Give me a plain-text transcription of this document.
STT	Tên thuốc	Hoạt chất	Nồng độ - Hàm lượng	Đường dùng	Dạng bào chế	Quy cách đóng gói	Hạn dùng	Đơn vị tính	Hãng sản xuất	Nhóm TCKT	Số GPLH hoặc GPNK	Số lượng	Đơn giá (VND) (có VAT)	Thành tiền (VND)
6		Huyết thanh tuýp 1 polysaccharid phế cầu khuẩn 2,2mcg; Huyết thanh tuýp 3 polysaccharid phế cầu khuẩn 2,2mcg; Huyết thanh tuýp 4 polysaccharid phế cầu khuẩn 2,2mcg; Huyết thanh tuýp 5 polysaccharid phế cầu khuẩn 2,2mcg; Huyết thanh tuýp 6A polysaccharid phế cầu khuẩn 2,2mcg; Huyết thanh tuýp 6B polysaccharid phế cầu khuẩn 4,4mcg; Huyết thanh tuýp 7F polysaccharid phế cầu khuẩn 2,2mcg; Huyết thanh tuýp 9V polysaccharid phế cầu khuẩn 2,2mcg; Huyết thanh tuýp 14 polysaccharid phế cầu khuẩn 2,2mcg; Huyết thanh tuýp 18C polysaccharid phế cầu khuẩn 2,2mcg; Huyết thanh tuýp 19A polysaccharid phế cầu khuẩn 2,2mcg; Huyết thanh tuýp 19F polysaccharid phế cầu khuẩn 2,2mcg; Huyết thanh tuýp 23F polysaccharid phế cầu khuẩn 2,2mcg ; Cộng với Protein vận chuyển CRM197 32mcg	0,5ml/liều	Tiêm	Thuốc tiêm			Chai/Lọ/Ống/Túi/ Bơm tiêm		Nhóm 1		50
==
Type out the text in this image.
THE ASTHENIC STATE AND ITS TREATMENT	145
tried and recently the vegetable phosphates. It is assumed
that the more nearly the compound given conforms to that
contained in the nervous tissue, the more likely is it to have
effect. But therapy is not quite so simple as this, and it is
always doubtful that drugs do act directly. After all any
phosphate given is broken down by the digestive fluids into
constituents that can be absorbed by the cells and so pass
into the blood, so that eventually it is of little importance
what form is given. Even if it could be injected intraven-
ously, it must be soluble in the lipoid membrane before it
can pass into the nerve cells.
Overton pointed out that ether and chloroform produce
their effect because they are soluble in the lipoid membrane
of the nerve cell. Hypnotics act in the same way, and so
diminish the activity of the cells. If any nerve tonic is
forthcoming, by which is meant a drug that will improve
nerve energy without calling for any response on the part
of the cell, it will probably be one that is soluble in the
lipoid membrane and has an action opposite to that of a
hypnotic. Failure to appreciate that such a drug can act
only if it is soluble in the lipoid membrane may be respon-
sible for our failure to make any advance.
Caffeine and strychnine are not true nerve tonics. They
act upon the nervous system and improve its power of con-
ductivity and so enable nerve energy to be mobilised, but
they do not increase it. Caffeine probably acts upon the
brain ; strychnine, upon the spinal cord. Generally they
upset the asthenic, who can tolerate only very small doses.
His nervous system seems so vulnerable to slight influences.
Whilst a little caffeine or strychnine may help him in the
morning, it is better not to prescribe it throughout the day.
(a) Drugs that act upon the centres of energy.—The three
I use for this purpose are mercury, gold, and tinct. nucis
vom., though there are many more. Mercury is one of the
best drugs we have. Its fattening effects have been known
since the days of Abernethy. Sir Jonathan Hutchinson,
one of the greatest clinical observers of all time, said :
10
* * *
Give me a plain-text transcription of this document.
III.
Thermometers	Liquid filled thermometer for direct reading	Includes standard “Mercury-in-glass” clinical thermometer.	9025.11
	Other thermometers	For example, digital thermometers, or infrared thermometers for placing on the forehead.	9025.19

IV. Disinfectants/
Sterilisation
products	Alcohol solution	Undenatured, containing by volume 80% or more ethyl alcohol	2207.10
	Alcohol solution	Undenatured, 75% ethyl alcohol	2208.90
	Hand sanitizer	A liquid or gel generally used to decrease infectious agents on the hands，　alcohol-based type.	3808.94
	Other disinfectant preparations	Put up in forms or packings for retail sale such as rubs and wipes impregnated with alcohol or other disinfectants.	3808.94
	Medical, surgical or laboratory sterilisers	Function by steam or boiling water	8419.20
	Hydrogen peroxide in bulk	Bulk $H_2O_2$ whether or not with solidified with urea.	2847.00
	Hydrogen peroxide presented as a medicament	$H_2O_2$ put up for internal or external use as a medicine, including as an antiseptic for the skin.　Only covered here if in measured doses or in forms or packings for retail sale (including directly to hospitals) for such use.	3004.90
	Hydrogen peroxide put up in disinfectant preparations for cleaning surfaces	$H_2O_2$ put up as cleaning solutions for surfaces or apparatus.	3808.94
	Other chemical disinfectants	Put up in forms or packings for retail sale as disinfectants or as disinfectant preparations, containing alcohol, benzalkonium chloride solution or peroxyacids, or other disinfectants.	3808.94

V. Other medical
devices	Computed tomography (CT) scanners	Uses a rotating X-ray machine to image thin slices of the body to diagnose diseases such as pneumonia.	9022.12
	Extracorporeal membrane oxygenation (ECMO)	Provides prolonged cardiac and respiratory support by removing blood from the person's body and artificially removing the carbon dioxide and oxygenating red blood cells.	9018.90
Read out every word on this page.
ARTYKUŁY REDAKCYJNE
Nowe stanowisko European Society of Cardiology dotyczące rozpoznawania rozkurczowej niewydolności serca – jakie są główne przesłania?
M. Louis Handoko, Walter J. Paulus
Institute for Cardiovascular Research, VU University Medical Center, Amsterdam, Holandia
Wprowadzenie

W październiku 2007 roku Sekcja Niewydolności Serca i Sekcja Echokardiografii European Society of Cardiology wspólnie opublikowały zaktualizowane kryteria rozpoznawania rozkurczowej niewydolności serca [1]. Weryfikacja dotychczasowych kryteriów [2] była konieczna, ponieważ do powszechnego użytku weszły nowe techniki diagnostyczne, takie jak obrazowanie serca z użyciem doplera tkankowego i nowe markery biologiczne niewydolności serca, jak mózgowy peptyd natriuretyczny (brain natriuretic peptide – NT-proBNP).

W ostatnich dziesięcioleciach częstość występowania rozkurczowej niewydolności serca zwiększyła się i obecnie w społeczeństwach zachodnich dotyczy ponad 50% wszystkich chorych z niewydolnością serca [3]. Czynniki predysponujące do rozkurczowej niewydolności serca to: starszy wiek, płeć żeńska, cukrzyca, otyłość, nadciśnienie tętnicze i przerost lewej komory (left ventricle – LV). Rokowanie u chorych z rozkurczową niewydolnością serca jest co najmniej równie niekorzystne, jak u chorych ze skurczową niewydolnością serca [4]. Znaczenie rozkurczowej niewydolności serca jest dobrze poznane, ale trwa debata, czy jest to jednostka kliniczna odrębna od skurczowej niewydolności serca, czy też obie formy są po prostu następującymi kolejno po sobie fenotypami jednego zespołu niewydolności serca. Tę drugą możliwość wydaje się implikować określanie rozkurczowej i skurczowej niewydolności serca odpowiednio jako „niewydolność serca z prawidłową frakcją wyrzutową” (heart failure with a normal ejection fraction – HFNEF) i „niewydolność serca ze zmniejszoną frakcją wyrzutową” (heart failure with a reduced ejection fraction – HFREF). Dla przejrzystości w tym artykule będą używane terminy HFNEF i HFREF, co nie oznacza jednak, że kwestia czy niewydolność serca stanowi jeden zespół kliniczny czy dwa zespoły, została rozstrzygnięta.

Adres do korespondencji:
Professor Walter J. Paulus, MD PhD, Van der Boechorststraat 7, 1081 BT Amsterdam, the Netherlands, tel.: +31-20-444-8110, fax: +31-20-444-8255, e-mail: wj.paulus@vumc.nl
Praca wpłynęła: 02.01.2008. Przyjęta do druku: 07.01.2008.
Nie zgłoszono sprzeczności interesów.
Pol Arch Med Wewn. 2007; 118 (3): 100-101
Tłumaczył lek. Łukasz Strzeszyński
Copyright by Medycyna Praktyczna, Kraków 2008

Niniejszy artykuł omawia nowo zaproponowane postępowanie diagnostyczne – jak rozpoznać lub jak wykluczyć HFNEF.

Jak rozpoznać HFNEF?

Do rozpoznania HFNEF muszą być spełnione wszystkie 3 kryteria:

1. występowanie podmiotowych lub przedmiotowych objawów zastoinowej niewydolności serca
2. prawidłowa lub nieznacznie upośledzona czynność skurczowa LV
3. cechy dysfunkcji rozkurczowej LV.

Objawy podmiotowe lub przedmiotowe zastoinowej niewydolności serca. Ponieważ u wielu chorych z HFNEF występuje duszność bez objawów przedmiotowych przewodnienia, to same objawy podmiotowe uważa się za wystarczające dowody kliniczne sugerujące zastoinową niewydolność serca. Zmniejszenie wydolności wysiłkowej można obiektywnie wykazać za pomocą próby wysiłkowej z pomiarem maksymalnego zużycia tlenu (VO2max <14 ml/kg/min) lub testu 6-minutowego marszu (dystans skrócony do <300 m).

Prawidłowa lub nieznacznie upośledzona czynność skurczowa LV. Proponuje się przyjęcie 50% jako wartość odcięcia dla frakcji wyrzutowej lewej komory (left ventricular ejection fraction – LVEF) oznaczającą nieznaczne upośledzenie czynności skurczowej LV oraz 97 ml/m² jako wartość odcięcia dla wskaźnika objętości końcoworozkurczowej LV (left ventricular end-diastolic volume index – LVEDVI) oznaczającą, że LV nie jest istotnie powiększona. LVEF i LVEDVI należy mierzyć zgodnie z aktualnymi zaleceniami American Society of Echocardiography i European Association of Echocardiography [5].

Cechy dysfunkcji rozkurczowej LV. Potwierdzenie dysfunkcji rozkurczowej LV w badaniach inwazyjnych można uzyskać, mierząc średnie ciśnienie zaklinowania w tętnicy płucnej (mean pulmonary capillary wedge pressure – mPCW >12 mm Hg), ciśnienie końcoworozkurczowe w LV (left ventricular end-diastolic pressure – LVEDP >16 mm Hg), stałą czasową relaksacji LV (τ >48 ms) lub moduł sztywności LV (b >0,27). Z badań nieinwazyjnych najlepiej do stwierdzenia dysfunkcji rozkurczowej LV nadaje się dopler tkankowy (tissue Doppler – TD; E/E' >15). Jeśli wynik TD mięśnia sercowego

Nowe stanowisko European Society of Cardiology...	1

## What the task requires
Count the lines in the records above that contain the word "Nhóm", and give only the number.

## Response to this exercise
2